● **Short problem**
Skip every image and restate the data word for word.

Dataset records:
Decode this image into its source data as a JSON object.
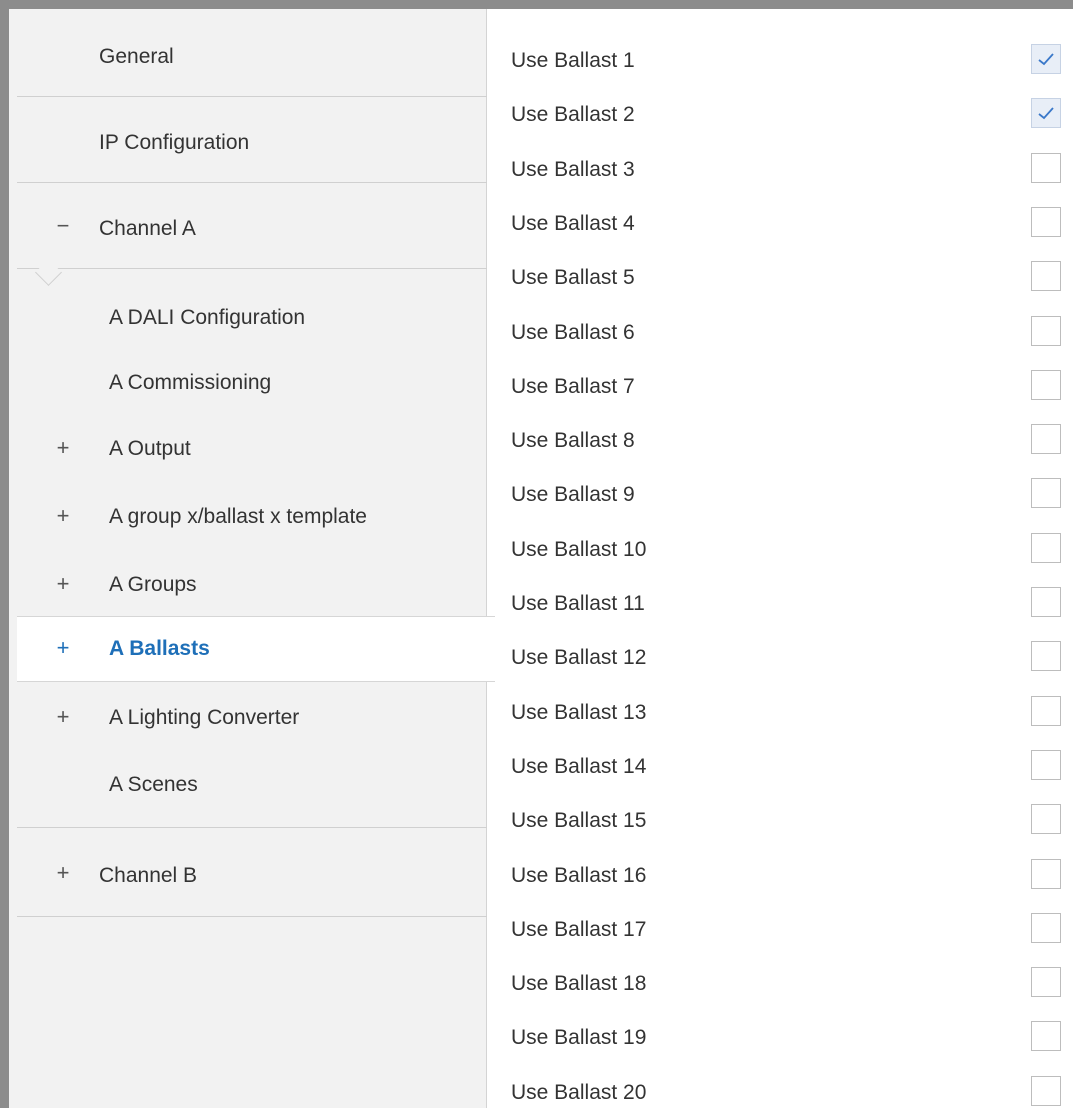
{
  "sidebar": {
    "general": {
      "label": "General"
    },
    "ip_configuration": {
      "label": "IP Configuration"
    },
    "channel_a": {
      "label": "Channel A",
      "sign": "−"
    },
    "channel_a_items": [
      {
        "label": "A DALI Configuration",
        "sign": ""
      },
      {
        "label": "A Commissioning",
        "sign": ""
      },
      {
        "label": "A Output",
        "sign": "+"
      },
      {
        "label": "A group x/ballast x template",
        "sign": "+"
      },
      {
        "label": "A Groups",
        "sign": "+"
      },
      {
        "label": "A Ballasts",
        "sign": "+",
        "selected": true
      },
      {
        "label": "A Lighting Converter",
        "sign": "+"
      },
      {
        "label": "A Scenes",
        "sign": ""
      }
    ],
    "channel_b": {
      "label": "Channel B",
      "sign": "+"
    }
  },
  "main": {
    "rows": [
      {
        "label": "Use Ballast 1",
        "checked": true
      },
      {
        "label": "Use Ballast 2",
        "checked": true
      },
      {
        "label": "Use Ballast 3",
        "checked": false
      },
      {
        "label": "Use Ballast 4",
        "checked": false
      },
      {
        "label": "Use Ballast 5",
        "checked": false
      },
      {
        "label": "Use Ballast 6",
        "checked": false
      },
      {
        "label": "Use Ballast 7",
        "checked": false
      },
      {
        "label": "Use Ballast 8",
        "checked": false
      },
      {
        "label": "Use Ballast 9",
        "checked": false
      },
      {
        "label": "Use Ballast 10",
        "checked": false
      },
      {
        "label": "Use Ballast 11",
        "checked": false
      },
      {
        "label": "Use Ballast 12",
        "checked": false
      },
      {
        "label": "Use Ballast 13",
        "checked": false
      },
      {
        "label": "Use Ballast 14",
        "checked": false
      },
      {
        "label": "Use Ballast 15",
        "checked": false
      },
      {
        "label": "Use Ballast 16",
        "checked": false
      },
      {
        "label": "Use Ballast 17",
        "checked": false
      },
      {
        "label": "Use Ballast 18",
        "checked": false
      },
      {
        "label": "Use Ballast 19",
        "checked": false
      },
      {
        "label": "Use Ballast 20",
        "checked": false
      }
    ]
  },
  "colors": {
    "selected_accent": "#1e6fb8",
    "sidebar_bg": "#f2f2f2",
    "checked_box_bg": "#e8eef7",
    "checkmark": "#3a78c9"
  }
}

● **Task response**
Decode this image into its source data as a JSON object.
{
  "sidebar": {
    "general": {
      "label": "General"
    },
    "ip_configuration": {
      "label": "IP Configuration"
    },
    "channel_a": {
      "label": "Channel A",
      "sign": "−"
    },
    "channel_a_items": [
      {
        "label": "A DALI Configuration",
        "sign": ""
      },
      {
        "label": "A Commissioning",
        "sign": ""
      },
      {
        "label": "A Output",
        "sign": "+"
      },
      {
        "label": "A group x/ballast x template",
        "sign": "+"
      },
      {
        "label": "A Groups",
        "sign": "+"
      },
      {
        "label": "A Ballasts",
        "sign": "+",
        "selected": true
      },
      {
        "label": "A Lighting Converter",
        "sign": "+"
      },
      {
        "label": "A Scenes",
        "sign": ""
      }
    ],
    "channel_b": {
      "label": "Channel B",
      "sign": "+"
    }
  },
  "main": {
    "rows": [
      {
        "label": "Use Ballast 1",
        "checked": true
      },
      {
        "label": "Use Ballast 2",
        "checked": true
      },
      {
        "label": "Use Ballast 3",
        "checked": false
      },
      {
        "label": "Use Ballast 4",
        "checked": false
      },
      {
        "label": "Use Ballast 5",
        "checked": false
      },
      {
        "label": "Use Ballast 6",
        "checked": false
      },
      {
        "label": "Use Ballast 7",
        "checked": false
      },
      {
        "label": "Use Ballast 8",
        "checked": false
      },
      {
        "label": "Use Ballast 9",
        "checked": false
      },
      {
        "label": "Use Ballast 10",
        "checked": false
      },
      {
        "label": "Use Ballast 11",
        "checked": false
      },
      {
        "label": "Use Ballast 12",
        "checked": false
      },
      {
        "label": "Use Ballast 13",
        "checked": false
      },
      {
        "label": "Use Ballast 14",
        "checked": false
      },
      {
        "label": "Use Ballast 15",
        "checked": false
      },
      {
        "label": "Use Ballast 16",
        "checked": false
      },
      {
        "label": "Use Ballast 17",
        "checked": false
      },
      {
        "label": "Use Ballast 18",
        "checked": false
      },
      {
        "label": "Use Ballast 19",
        "checked": false
      },
      {
        "label": "Use Ballast 20",
        "checked": false
      }
    ]
  },
  "colors": {
    "selected_accent": "#1e6fb8",
    "sidebar_bg": "#f2f2f2",
    "checked_box_bg": "#e8eef7",
    "checkmark": "#3a78c9"
  }
}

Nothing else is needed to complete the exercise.